◆ **What this task involves**
Show all lines of the listing that hold the word "date".
★ ★ ★ ★ ★ ★ ★
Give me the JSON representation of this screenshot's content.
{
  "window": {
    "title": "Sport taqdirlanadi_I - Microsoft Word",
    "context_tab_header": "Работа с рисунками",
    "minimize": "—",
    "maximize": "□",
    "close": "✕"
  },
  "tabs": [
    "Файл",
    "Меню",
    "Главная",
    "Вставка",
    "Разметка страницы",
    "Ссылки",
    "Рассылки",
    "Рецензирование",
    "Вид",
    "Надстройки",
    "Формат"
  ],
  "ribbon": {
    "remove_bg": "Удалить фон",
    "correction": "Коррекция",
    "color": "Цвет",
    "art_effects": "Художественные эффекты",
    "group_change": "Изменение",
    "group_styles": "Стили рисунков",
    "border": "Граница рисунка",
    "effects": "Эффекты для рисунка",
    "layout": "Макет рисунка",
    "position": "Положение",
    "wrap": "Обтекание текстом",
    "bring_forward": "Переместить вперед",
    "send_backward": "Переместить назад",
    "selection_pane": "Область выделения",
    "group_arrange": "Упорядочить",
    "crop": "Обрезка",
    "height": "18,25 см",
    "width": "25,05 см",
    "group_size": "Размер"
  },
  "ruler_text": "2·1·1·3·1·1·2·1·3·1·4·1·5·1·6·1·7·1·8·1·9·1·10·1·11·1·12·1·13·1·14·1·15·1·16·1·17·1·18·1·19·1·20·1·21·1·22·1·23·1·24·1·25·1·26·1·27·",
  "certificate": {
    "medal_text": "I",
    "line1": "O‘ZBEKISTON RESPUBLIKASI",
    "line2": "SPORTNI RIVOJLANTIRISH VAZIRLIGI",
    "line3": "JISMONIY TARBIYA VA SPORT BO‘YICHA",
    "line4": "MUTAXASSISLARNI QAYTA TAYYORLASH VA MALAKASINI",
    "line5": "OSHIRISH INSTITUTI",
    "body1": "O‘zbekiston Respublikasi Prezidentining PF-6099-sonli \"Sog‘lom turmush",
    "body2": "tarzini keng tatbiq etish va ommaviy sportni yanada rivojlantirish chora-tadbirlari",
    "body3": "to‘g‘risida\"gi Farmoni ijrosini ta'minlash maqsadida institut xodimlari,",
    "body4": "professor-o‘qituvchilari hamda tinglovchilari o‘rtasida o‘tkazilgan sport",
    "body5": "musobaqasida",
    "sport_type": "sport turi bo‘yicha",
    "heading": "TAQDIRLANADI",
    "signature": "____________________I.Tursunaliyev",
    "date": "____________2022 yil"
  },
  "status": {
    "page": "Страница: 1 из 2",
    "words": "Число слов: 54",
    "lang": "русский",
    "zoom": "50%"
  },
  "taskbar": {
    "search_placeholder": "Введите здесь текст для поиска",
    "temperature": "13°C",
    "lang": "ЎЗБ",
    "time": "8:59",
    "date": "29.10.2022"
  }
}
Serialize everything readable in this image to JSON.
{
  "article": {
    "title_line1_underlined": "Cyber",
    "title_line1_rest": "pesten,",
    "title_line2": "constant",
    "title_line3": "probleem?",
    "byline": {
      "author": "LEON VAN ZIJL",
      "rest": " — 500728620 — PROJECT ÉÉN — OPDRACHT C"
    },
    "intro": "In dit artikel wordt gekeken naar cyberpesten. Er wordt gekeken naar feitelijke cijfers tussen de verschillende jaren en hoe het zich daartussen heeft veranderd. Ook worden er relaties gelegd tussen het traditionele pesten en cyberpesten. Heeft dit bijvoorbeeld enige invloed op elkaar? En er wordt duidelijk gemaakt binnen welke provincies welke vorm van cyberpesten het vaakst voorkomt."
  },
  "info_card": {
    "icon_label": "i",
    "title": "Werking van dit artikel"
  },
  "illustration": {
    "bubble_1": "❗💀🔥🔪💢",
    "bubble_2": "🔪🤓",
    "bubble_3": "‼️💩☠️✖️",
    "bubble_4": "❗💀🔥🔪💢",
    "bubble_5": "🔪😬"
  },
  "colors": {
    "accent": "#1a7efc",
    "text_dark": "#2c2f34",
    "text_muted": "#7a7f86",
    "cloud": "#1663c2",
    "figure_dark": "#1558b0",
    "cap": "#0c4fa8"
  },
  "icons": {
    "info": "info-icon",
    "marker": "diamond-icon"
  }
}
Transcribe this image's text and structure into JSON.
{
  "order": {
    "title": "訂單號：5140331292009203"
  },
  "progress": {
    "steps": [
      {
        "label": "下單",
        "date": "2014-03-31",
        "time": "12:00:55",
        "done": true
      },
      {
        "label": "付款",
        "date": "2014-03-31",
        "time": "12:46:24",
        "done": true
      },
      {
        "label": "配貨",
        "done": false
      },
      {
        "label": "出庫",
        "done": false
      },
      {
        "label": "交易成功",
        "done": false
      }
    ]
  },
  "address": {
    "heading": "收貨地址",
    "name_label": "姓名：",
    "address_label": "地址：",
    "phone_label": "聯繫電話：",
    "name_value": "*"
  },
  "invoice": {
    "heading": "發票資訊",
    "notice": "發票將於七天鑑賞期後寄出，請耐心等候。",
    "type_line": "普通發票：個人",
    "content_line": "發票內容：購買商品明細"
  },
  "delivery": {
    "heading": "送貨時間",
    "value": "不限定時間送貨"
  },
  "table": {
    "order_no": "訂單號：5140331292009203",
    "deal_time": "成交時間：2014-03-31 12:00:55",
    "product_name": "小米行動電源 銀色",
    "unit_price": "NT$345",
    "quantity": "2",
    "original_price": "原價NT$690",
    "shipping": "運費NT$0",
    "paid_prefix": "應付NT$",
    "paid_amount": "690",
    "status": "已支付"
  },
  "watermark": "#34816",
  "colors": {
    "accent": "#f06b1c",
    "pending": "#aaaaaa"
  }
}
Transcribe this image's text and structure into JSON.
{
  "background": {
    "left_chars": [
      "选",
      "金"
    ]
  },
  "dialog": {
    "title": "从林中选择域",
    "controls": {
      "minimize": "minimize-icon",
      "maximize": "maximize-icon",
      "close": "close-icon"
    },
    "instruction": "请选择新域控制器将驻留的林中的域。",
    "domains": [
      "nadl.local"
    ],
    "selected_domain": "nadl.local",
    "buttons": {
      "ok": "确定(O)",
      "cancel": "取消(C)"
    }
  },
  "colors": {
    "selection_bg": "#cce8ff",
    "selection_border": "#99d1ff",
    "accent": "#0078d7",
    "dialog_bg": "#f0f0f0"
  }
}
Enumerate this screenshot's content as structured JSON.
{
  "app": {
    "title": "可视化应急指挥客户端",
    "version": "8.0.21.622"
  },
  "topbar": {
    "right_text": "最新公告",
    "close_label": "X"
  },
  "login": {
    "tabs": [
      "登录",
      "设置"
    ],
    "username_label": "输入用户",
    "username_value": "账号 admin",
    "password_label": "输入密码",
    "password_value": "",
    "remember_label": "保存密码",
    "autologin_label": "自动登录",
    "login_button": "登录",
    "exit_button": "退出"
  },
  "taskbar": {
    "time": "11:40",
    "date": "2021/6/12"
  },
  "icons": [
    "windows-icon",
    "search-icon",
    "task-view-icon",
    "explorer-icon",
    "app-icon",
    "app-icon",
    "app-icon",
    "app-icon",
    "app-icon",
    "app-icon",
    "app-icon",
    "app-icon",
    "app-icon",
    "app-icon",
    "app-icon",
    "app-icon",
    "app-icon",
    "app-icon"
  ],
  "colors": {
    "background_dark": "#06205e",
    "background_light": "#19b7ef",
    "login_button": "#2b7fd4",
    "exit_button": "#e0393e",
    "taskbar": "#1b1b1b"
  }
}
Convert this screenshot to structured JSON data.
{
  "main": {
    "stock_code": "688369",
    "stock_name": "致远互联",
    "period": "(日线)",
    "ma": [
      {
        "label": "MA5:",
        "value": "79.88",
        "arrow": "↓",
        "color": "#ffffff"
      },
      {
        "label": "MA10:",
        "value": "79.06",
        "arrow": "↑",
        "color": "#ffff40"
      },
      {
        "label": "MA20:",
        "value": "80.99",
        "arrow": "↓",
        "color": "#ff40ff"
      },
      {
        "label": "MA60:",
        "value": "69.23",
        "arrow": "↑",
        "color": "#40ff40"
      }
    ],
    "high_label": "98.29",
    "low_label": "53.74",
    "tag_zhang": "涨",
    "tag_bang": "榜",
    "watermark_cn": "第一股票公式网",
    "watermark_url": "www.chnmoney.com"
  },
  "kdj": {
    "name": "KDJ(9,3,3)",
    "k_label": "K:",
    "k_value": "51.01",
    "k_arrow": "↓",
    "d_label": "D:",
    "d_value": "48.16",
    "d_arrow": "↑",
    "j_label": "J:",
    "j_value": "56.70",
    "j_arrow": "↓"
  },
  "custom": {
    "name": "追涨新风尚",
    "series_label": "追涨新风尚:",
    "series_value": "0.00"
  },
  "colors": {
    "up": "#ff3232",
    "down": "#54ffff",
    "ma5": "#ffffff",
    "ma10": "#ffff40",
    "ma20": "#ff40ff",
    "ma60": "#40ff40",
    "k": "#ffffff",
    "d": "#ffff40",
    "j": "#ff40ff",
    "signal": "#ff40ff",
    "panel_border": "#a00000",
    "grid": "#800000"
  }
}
★ ★ ★ ★ ★ ★ ★
◆ **Response**
    "date": "____________2022 yil"
    "date": "29.10.2022"
        "date": "2014-03-31",
        "date": "2014-03-31",
    "date": "2021/6/12"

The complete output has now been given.